*WHAT NEEDS TO BE DONE*. Print the listing below in its entirety, character for character.

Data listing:
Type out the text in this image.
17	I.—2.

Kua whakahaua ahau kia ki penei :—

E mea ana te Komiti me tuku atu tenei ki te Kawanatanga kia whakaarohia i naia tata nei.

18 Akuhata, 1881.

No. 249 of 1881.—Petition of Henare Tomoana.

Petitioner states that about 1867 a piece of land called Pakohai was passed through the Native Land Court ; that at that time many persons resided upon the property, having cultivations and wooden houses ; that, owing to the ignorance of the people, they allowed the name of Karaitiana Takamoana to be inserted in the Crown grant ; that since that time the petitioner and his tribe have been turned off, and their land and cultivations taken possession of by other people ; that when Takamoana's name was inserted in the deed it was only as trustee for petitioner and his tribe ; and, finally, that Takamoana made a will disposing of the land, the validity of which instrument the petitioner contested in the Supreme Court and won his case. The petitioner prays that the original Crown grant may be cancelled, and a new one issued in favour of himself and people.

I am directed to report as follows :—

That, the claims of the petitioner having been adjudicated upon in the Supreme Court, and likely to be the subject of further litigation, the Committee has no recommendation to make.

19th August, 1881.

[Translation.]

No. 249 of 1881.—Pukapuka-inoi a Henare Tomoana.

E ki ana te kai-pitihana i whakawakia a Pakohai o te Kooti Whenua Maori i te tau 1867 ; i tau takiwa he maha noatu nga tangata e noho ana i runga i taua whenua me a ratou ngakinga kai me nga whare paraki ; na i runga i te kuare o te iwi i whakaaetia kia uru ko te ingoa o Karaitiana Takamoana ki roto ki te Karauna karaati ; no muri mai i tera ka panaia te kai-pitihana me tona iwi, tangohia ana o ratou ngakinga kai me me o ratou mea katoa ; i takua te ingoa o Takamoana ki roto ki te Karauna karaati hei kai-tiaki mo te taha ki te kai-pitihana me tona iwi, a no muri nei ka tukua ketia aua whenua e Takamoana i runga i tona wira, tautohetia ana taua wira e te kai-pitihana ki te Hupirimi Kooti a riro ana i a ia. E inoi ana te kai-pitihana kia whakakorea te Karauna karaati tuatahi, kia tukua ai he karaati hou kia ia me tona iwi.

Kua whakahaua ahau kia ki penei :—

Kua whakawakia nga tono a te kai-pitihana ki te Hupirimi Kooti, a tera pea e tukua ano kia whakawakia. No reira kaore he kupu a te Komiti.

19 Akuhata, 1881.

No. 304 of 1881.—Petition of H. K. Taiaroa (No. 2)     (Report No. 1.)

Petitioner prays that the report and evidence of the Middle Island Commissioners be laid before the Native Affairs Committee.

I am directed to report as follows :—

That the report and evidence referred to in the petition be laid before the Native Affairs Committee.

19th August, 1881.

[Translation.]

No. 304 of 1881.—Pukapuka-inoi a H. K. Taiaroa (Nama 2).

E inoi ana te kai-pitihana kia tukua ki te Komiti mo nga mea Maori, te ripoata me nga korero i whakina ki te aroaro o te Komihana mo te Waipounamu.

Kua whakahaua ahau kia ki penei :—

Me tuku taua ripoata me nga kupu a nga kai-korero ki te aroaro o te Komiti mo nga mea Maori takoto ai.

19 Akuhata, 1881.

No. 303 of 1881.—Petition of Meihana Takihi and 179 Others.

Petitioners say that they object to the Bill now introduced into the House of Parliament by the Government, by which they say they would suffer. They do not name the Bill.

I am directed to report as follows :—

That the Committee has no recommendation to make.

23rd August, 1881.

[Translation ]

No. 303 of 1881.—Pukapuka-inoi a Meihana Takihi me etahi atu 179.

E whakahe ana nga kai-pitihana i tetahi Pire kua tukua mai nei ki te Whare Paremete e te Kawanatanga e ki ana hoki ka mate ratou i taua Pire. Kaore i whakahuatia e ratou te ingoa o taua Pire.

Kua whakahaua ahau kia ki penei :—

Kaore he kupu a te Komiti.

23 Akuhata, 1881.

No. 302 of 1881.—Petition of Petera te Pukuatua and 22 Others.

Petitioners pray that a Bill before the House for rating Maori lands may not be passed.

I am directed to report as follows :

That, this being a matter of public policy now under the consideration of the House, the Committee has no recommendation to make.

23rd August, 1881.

*THE SOLUTION*.
Type out the text in this image.
17	I.—2.

Kua whakahaua ahau kia ki penei :—

E mea ana te Komiti me tuku atu tenei ki te Kawanatanga kia whakaarohia i naia tata nei.

18 Akuhata, 1881.

No. 249 of 1881.—Petition of Henare Tomoana.

Petitioner states that about 1867 a piece of land called Pakohai was passed through the Native Land Court ; that at that time many persons resided upon the property, having cultivations and wooden houses ; that, owing to the ignorance of the people, they allowed the name of Karaitiana Takamoana to be inserted in the Crown grant ; that since that time the petitioner and his tribe have been turned off, and their land and cultivations taken possession of by other people ; that when Takamoana's name was inserted in the deed it was only as trustee for petitioner and his tribe ; and, finally, that Takamoana made a will disposing of the land, the validity of which instrument the petitioner contested in the Supreme Court and won his case. The petitioner prays that the original Crown grant may be cancelled, and a new one issued in favour of himself and people.

I am directed to report as follows :—

That, the claims of the petitioner having been adjudicated upon in the Supreme Court, and likely to be the subject of further litigation, the Committee has no recommendation to make.

19th August, 1881.

[Translation.]

No. 249 of 1881.—Pukapuka-inoi a Henare Tomoana.

E ki ana te kai-pitihana i whakawakia a Pakohai o te Kooti Whenua Maori i te tau 1867 ; i tau takiwa he maha noatu nga tangata e noho ana i runga i taua whenua me a ratou ngakinga kai me nga whare paraki ; na i runga i te kuare o te iwi i whakaaetia kia uru ko te ingoa o Karaitiana Takamoana ki roto ki te Karauna karaati ; no muri mai i tera ka panaia te kai-pitihana me tona iwi, tangohia ana o ratou ngakinga kai me me o ratou mea katoa ; i takua te ingoa o Takamoana ki roto ki te Karauna karaati hei kai-tiaki mo te taha ki te kai-pitihana me tona iwi, a no muri nei ka tukua ketia aua whenua e Takamoana i runga i tona wira, tautohetia ana taua wira e te kai-pitihana ki te Hupirimi Kooti a riro ana i a ia. E inoi ana te kai-pitihana kia whakakorea te Karauna karaati tuatahi, kia tukua ai he karaati hou kia ia me tona iwi.

Kua whakahaua ahau kia ki penei :—

Kua whakawakia nga tono a te kai-pitihana ki te Hupirimi Kooti, a tera pea e tukua ano kia whakawakia. No reira kaore he kupu a te Komiti.

19 Akuhata, 1881.

No. 304 of 1881.—Petition of H. K. Taiaroa (No. 2)     (Report No. 1.)

Petitioner prays that the report and evidence of the Middle Island Commissioners be laid before the Native Affairs Committee.

I am directed to report as follows :—

That the report and evidence referred to in the petition be laid before the Native Affairs Committee.

19th August, 1881.

[Translation.]

No. 304 of 1881.—Pukapuka-inoi a H. K. Taiaroa (Nama 2).

E inoi ana te kai-pitihana kia tukua ki te Komiti mo nga mea Maori, te ripoata me nga korero i whakina ki te aroaro o te Komihana mo te Waipounamu.

Kua whakahaua ahau kia ki penei :—

Me tuku taua ripoata me nga kupu a nga kai-korero ki te aroaro o te Komiti mo nga mea Maori takoto ai.

19 Akuhata, 1881.

No. 303 of 1881.—Petition of Meihana Takihi and 179 Others.

Petitioners say that they object to the Bill now introduced into the House of Parliament by the Government, by which they say they would suffer. They do not name the Bill.

I am directed to report as follows :—

That the Committee has no recommendation to make.

23rd August, 1881.

[Translation ]

No. 303 of 1881.—Pukapuka-inoi a Meihana Takihi me etahi atu 179.

E whakahe ana nga kai-pitihana i tetahi Pire kua tukua mai nei ki te Whare Paremete e te Kawanatanga e ki ana hoki ka mate ratou i taua Pire. Kaore i whakahuatia e ratou te ingoa o taua Pire.

Kua whakahaua ahau kia ki penei :—

Kaore he kupu a te Komiti.

23 Akuhata, 1881.

No. 302 of 1881.—Petition of Petera te Pukuatua and 22 Others.

Petitioners pray that a Bill before the House for rating Maori lands may not be passed.

I am directed to report as follows :

That, this being a matter of public policy now under the consideration of the House, the Committee has no recommendation to make.

23rd August, 1881.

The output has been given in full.